### WORK TO BE COMPLETED
Go through the data below and gather each line containing "letter".

### SUPPLIED DATA
* BEGIN *
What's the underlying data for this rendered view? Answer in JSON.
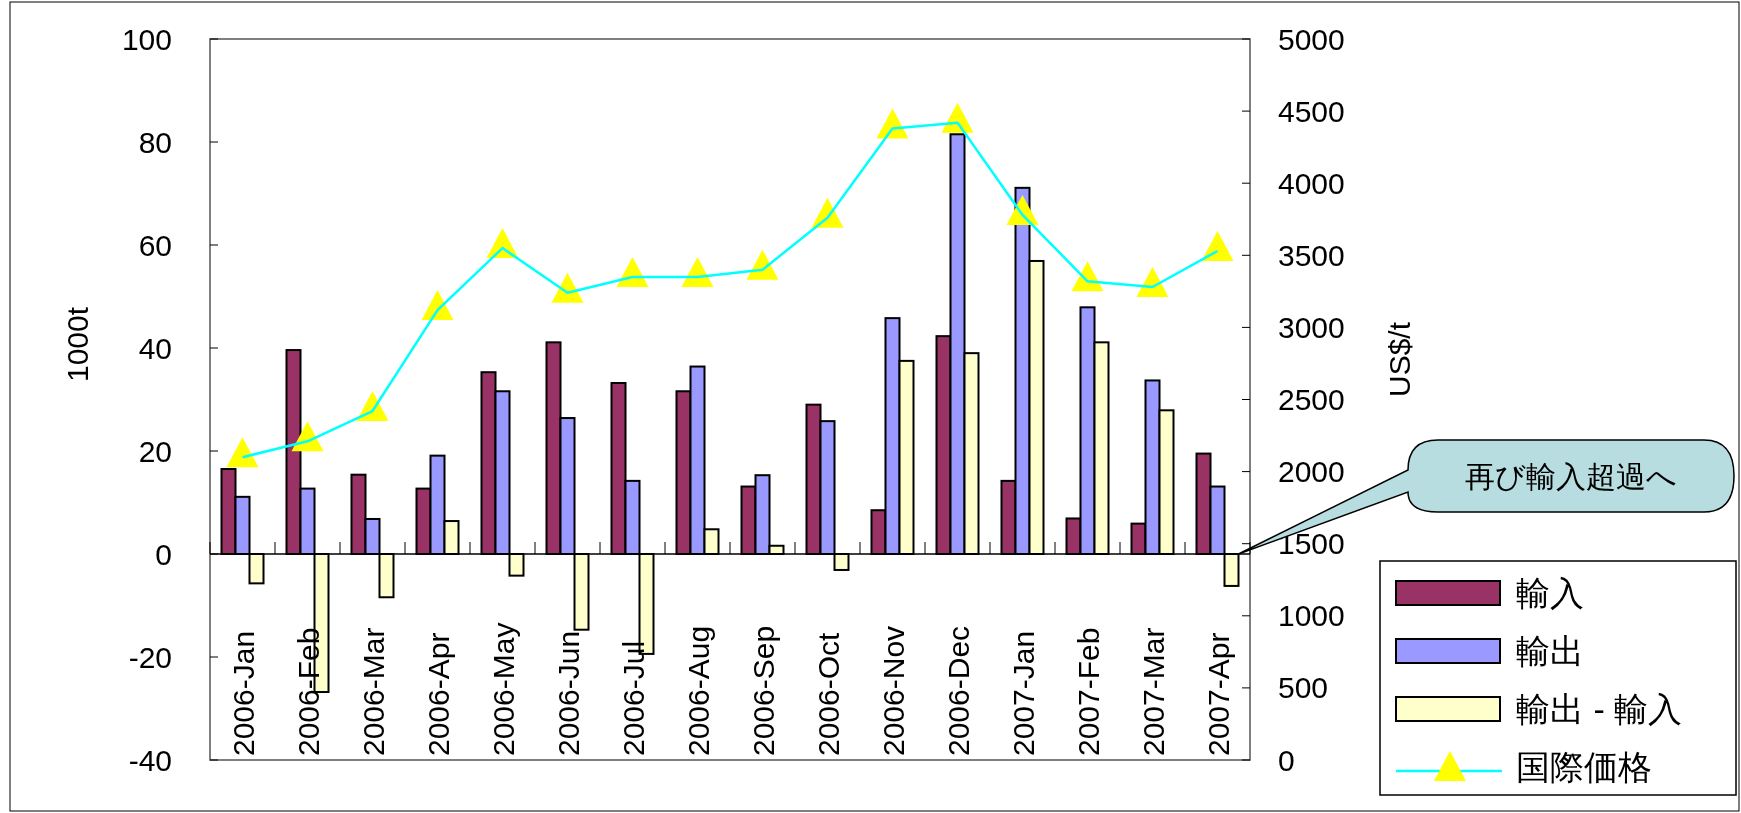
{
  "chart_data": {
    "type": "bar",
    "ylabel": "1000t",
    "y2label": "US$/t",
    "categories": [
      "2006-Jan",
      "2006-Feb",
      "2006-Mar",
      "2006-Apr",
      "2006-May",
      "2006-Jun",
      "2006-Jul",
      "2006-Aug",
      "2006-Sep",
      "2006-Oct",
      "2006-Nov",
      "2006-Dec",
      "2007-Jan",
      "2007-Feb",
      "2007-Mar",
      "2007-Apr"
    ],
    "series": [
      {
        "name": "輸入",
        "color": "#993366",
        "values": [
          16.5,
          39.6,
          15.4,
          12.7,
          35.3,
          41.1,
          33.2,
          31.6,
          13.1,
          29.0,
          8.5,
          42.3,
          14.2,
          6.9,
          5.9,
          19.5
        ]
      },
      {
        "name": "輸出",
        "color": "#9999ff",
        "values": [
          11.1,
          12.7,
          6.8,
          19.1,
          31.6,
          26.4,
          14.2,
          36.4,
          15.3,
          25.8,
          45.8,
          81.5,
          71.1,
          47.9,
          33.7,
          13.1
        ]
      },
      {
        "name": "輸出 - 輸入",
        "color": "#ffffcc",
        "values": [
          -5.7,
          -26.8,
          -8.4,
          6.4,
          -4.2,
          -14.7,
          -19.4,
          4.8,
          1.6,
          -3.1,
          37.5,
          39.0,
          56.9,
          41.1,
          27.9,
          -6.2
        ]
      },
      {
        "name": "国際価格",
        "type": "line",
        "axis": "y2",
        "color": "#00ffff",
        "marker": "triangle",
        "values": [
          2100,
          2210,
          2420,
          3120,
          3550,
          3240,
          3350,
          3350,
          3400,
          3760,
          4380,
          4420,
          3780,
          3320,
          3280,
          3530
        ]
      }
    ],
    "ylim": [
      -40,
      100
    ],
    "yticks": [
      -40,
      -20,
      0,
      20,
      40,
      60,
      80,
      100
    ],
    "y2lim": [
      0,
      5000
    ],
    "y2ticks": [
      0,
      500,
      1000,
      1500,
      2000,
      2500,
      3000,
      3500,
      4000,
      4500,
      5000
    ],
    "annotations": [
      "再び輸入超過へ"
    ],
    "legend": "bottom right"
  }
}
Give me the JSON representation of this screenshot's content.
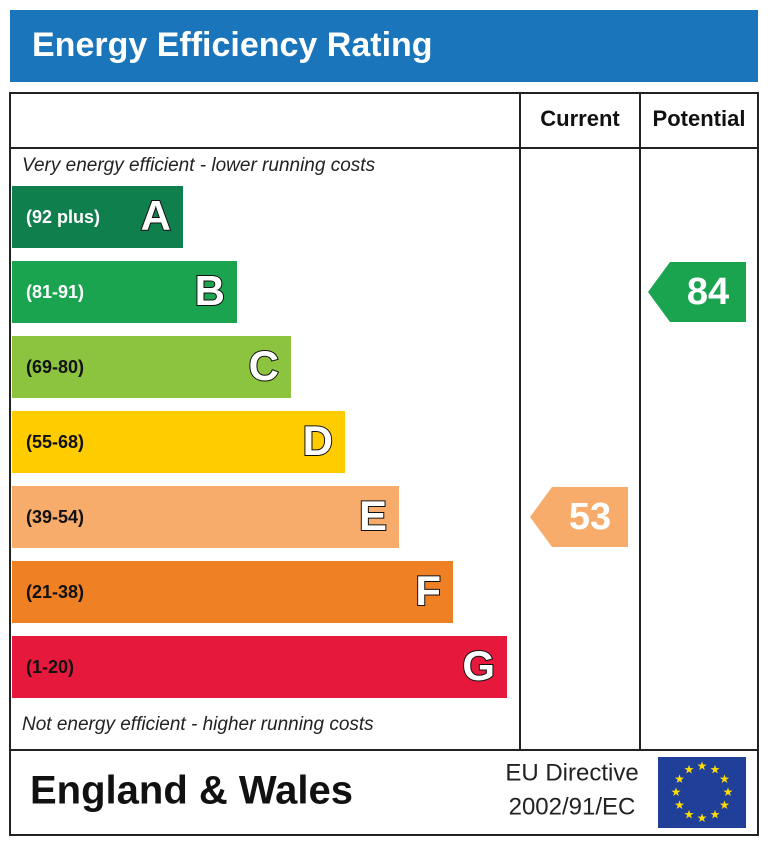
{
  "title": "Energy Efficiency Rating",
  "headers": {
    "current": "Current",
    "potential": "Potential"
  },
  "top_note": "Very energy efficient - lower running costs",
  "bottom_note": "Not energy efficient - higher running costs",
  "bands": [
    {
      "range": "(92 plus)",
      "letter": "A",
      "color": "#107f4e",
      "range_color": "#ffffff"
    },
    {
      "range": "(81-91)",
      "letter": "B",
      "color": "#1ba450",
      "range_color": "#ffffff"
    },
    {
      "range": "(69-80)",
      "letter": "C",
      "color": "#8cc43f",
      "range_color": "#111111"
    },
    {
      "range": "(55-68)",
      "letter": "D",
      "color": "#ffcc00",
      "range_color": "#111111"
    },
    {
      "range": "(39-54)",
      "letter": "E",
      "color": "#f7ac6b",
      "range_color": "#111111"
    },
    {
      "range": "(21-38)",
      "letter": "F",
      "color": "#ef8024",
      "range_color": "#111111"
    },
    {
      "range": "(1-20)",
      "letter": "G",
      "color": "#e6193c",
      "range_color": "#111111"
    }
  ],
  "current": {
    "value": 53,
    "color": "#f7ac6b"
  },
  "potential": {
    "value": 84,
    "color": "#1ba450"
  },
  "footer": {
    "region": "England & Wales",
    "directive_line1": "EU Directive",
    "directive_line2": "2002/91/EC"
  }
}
* END *
### EXERCISE RESPONSE
      "letter": "A",
      "letter": "B",
      "letter": "C",
      "letter": "D",
      "letter": "E",
      "letter": "F",
      "letter": "G",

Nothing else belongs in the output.